**GIVEN REQUEST**
Reproduce the records exactly.

**ITEMS**

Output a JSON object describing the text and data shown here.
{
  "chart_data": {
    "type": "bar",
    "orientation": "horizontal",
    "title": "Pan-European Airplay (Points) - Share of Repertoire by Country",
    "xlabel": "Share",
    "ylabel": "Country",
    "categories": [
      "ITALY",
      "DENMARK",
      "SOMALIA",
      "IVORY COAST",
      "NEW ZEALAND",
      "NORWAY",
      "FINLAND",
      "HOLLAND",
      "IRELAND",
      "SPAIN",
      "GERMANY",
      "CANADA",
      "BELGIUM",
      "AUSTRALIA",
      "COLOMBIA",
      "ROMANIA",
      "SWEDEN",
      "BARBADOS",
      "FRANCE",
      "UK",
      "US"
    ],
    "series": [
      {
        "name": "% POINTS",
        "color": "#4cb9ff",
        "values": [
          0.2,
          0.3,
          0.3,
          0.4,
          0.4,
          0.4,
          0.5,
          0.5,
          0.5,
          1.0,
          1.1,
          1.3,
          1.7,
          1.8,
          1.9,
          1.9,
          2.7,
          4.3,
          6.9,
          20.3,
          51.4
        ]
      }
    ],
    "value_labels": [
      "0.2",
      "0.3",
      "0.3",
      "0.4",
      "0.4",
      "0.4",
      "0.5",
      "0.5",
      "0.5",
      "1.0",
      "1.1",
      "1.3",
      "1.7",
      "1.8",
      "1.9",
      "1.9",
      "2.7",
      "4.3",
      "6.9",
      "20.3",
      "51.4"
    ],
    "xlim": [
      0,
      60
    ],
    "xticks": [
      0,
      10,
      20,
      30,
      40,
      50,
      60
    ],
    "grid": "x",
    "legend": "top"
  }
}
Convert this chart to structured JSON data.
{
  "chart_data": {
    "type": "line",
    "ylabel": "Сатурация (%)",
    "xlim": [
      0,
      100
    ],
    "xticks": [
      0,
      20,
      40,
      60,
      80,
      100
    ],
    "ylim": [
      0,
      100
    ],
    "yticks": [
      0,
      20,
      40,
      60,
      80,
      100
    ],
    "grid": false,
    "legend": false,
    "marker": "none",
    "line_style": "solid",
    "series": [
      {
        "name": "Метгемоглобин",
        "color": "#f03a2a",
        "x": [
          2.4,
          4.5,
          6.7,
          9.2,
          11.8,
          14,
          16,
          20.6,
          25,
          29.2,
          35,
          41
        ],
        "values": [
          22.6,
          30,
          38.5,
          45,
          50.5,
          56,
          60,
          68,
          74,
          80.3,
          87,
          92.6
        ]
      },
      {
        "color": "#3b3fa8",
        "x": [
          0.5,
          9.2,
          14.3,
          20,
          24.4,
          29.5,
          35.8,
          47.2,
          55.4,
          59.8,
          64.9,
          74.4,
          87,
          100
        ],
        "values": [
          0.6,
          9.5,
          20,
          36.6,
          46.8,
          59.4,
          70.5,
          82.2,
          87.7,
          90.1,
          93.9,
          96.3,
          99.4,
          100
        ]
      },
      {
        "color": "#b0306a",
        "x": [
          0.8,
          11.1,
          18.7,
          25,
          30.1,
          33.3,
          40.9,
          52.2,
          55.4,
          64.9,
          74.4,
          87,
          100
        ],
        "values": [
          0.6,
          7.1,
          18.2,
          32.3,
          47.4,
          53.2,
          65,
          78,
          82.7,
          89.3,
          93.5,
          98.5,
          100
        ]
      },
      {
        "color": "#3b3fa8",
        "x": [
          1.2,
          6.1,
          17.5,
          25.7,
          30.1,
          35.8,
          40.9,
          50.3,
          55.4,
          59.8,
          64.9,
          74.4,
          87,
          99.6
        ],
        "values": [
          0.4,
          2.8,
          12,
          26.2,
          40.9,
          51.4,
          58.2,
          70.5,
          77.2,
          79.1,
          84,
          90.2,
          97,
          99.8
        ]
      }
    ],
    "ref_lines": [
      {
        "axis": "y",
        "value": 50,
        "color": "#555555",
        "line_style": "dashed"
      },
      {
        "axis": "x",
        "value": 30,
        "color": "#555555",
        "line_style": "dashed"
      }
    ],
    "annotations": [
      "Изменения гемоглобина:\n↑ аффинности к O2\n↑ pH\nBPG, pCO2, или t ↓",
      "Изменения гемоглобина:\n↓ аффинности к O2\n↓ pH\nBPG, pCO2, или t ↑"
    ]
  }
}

**WRITTEN SOLUTION**
Output a JSON object describing the text and data shown here.
{
  "chart_data": {
    "type": "bar",
    "orientation": "horizontal",
    "title": "Pan-European Airplay (Points) - Share of Repertoire by Country",
    "xlabel": "Share",
    "ylabel": "Country",
    "categories": [
      "ITALY",
      "DENMARK",
      "SOMALIA",
      "IVORY COAST",
      "NEW ZEALAND",
      "NORWAY",
      "FINLAND",
      "HOLLAND",
      "IRELAND",
      "SPAIN",
      "GERMANY",
      "CANADA",
      "BELGIUM",
      "AUSTRALIA",
      "COLOMBIA",
      "ROMANIA",
      "SWEDEN",
      "BARBADOS",
      "FRANCE",
      "UK",
      "US"
    ],
    "series": [
      {
        "name": "% POINTS",
        "color": "#4cb9ff",
        "values": [
          0.2,
          0.3,
          0.3,
          0.4,
          0.4,
          0.4,
          0.5,
          0.5,
          0.5,
          1.0,
          1.1,
          1.3,
          1.7,
          1.8,
          1.9,
          1.9,
          2.7,
          4.3,
          6.9,
          20.3,
          51.4
        ]
      }
    ],
    "value_labels": [
      "0.2",
      "0.3",
      "0.3",
      "0.4",
      "0.4",
      "0.4",
      "0.5",
      "0.5",
      "0.5",
      "1.0",
      "1.1",
      "1.3",
      "1.7",
      "1.8",
      "1.9",
      "1.9",
      "2.7",
      "4.3",
      "6.9",
      "20.3",
      "51.4"
    ],
    "xlim": [
      0,
      60
    ],
    "xticks": [
      0,
      10,
      20,
      30,
      40,
      50,
      60
    ],
    "grid": "x",
    "legend": "top"
  }
}
Convert this chart to structured JSON data.
{
  "chart_data": {
    "type": "line",
    "ylabel": "Сатурация (%)",
    "xlim": [
      0,
      100
    ],
    "xticks": [
      0,
      20,
      40,
      60,
      80,
      100
    ],
    "ylim": [
      0,
      100
    ],
    "yticks": [
      0,
      20,
      40,
      60,
      80,
      100
    ],
    "grid": false,
    "legend": false,
    "marker": "none",
    "line_style": "solid",
    "series": [
      {
        "name": "Метгемоглобин",
        "color": "#f03a2a",
        "x": [
          2.4,
          4.5,
          6.7,
          9.2,
          11.8,
          14,
          16,
          20.6,
          25,
          29.2,
          35,
          41
        ],
        "values": [
          22.6,
          30,
          38.5,
          45,
          50.5,
          56,
          60,
          68,
          74,
          80.3,
          87,
          92.6
        ]
      },
      {
        "color": "#3b3fa8",
        "x": [
          0.5,
          9.2,
          14.3,
          20,
          24.4,
          29.5,
          35.8,
          47.2,
          55.4,
          59.8,
          64.9,
          74.4,
          87,
          100
        ],
        "values": [
          0.6,
          9.5,
          20,
          36.6,
          46.8,
          59.4,
          70.5,
          82.2,
          87.7,
          90.1,
          93.9,
          96.3,
          99.4,
          100
        ]
      },
      {
        "color": "#b0306a",
        "x": [
          0.8,
          11.1,
          18.7,
          25,
          30.1,
          33.3,
          40.9,
          52.2,
          55.4,
          64.9,
          74.4,
          87,
          100
        ],
        "values": [
          0.6,
          7.1,
          18.2,
          32.3,
          47.4,
          53.2,
          65,
          78,
          82.7,
          89.3,
          93.5,
          98.5,
          100
        ]
      },
      {
        "color": "#3b3fa8",
        "x": [
          1.2,
          6.1,
          17.5,
          25.7,
          30.1,
          35.8,
          40.9,
          50.3,
          55.4,
          59.8,
          64.9,
          74.4,
          87,
          99.6
        ],
        "values": [
          0.4,
          2.8,
          12,
          26.2,
          40.9,
          51.4,
          58.2,
          70.5,
          77.2,
          79.1,
          84,
          90.2,
          97,
          99.8
        ]
      }
    ],
    "ref_lines": [
      {
        "axis": "y",
        "value": 50,
        "color": "#555555",
        "line_style": "dashed"
      },
      {
        "axis": "x",
        "value": 30,
        "color": "#555555",
        "line_style": "dashed"
      }
    ],
    "annotations": [
      "Изменения гемоглобина:\n↑ аффинности к O2\n↑ pH\nBPG, pCO2, или t ↓",
      "Изменения гемоглобина:\n↓ аффинности к O2\n↓ pH\nBPG, pCO2, или t ↑"
    ]
  }
}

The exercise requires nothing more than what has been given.